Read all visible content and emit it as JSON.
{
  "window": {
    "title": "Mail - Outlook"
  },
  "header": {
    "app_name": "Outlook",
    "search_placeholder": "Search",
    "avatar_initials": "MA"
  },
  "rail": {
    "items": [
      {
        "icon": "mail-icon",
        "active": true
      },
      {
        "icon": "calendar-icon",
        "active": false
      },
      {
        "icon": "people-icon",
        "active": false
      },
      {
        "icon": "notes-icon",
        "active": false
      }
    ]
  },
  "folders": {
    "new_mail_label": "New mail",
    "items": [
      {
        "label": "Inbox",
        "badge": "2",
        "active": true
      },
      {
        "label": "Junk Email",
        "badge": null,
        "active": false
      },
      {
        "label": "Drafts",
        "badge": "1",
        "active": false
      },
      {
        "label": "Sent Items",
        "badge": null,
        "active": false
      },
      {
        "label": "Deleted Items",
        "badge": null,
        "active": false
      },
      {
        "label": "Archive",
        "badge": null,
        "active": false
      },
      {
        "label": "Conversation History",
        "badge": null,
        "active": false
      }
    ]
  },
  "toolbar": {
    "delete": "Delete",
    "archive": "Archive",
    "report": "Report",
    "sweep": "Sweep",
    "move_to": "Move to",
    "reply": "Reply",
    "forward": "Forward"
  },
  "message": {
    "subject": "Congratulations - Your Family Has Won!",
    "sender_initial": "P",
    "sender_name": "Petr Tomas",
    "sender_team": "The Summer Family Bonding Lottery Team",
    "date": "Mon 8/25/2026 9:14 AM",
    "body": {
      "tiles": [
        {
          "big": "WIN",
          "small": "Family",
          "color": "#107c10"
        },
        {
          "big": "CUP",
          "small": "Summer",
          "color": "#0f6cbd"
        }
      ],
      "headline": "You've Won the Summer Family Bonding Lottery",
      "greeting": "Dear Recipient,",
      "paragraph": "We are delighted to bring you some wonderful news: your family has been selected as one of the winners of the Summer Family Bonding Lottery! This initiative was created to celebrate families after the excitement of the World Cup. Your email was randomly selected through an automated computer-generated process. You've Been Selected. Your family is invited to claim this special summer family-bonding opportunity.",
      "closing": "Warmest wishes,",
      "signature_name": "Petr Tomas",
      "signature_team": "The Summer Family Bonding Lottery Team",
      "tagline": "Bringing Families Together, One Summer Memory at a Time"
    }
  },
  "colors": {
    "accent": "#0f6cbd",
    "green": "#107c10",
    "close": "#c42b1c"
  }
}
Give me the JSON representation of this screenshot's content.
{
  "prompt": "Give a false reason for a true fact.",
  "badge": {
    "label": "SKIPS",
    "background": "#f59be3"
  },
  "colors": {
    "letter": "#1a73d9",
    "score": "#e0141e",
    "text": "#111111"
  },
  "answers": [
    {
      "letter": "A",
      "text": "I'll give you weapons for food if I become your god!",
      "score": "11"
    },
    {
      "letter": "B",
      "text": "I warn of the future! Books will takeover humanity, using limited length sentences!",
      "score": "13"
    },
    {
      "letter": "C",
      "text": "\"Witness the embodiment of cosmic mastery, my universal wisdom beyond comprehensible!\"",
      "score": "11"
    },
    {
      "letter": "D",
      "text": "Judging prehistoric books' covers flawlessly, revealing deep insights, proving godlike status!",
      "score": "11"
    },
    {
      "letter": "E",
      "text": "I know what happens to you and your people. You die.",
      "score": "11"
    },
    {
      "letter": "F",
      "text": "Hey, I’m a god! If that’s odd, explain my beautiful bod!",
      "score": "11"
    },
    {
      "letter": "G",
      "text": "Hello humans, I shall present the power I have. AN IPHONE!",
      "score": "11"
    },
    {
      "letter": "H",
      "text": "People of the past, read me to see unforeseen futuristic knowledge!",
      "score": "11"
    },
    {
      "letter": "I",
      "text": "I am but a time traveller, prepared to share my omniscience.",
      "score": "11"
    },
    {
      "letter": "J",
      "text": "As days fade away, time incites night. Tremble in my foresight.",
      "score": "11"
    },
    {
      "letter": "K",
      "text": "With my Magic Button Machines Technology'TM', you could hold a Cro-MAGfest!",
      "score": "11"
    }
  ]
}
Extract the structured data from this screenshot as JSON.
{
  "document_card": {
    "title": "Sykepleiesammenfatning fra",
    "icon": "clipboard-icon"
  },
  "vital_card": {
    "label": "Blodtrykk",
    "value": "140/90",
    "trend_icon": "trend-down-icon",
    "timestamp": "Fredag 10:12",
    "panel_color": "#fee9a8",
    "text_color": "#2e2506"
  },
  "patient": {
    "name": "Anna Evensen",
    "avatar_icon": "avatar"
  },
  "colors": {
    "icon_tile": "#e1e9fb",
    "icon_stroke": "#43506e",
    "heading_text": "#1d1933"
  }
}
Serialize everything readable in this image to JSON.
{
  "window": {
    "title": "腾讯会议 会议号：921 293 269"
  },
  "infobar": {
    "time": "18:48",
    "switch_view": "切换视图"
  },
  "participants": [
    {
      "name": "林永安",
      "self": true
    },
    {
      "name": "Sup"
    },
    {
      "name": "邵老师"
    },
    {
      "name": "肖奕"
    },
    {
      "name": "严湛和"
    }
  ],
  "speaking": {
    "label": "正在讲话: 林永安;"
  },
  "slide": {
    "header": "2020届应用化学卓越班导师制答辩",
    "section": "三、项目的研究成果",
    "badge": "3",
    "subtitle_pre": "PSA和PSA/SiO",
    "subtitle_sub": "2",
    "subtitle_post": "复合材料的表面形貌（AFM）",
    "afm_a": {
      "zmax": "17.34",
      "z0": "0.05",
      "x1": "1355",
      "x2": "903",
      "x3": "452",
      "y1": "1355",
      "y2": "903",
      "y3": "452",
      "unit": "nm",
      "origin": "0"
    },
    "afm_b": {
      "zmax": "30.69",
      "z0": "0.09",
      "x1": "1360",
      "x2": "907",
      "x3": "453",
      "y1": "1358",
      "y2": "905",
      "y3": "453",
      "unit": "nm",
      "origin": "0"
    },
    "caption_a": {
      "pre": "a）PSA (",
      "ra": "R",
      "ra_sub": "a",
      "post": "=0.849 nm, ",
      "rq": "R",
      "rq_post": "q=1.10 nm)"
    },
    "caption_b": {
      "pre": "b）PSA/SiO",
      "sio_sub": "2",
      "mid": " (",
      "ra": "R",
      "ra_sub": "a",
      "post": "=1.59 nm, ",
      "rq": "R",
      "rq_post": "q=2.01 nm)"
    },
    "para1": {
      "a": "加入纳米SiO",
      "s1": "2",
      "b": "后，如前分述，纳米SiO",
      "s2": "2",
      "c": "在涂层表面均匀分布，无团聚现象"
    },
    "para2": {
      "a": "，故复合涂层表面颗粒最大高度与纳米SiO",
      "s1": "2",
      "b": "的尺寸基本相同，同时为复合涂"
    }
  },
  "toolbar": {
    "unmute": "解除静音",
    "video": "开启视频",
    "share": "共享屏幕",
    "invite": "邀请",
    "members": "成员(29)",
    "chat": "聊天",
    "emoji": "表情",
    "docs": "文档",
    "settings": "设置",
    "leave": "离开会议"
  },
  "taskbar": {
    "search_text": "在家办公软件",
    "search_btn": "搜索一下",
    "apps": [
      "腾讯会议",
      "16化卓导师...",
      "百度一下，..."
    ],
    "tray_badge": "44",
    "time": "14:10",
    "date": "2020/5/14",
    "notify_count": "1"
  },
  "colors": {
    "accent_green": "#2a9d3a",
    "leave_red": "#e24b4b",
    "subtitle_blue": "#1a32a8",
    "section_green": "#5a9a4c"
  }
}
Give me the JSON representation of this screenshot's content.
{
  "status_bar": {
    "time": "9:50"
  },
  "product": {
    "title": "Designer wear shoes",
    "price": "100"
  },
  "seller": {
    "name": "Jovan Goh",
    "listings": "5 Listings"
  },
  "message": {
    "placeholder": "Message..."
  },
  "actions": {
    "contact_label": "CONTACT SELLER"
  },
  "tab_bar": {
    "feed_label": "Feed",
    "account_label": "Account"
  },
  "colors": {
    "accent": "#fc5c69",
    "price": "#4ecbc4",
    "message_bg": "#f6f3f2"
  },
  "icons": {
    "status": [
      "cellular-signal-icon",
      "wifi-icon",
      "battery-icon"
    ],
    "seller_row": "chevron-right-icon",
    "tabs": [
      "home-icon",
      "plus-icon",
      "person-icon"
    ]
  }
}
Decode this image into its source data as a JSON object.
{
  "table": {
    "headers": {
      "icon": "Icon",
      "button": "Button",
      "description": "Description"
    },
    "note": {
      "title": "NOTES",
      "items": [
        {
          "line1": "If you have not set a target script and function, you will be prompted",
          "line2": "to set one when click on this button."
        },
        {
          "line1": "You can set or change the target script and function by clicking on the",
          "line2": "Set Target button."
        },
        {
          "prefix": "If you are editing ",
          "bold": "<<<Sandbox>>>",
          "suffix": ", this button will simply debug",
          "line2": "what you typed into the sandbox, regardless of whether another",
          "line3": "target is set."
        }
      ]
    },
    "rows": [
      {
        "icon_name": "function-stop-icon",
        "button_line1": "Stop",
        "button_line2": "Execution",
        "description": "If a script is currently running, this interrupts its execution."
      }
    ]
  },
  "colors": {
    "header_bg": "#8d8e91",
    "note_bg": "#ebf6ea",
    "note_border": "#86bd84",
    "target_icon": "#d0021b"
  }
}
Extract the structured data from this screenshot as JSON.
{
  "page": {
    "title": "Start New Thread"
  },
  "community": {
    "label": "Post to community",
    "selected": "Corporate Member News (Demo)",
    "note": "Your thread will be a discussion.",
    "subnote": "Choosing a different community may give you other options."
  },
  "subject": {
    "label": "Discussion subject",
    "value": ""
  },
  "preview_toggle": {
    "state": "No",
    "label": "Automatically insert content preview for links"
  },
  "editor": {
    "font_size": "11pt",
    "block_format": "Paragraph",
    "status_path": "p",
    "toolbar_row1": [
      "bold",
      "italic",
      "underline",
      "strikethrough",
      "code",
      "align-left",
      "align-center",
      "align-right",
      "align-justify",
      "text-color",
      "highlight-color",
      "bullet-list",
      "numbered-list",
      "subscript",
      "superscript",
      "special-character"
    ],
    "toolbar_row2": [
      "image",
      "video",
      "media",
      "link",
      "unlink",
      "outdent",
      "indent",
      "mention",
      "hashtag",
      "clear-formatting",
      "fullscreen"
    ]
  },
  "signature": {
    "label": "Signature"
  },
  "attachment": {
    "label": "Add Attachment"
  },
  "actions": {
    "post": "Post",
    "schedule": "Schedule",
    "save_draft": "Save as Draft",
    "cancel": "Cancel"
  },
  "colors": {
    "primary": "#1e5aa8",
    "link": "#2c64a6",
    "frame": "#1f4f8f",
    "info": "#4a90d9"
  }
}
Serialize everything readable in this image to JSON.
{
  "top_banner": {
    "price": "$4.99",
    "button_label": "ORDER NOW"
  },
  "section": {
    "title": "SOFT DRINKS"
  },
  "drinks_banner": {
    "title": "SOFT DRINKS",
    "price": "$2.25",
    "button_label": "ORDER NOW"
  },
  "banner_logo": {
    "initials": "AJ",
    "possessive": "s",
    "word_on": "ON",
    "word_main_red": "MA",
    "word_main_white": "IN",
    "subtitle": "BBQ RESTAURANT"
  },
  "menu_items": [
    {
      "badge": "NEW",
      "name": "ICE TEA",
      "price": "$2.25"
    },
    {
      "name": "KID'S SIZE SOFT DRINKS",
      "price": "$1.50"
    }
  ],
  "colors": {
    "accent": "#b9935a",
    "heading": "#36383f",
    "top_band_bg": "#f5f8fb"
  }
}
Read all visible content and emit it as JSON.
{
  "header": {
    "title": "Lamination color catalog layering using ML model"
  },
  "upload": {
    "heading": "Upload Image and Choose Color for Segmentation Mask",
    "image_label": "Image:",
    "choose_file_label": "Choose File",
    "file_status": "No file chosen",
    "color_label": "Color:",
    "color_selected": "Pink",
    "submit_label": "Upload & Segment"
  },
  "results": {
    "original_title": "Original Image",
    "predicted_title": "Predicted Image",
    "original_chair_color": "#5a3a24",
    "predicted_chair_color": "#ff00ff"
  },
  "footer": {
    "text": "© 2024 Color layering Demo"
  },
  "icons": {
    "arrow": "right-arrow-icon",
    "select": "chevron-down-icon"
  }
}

> _Set problem_
Identify all lines where the word "Team" shows up. Copy them.

> _Answer_
    "sender_team": "The Summer Family Bonding Lottery Team",
      "signature_team": "The Summer Family Bonding Lottery Team",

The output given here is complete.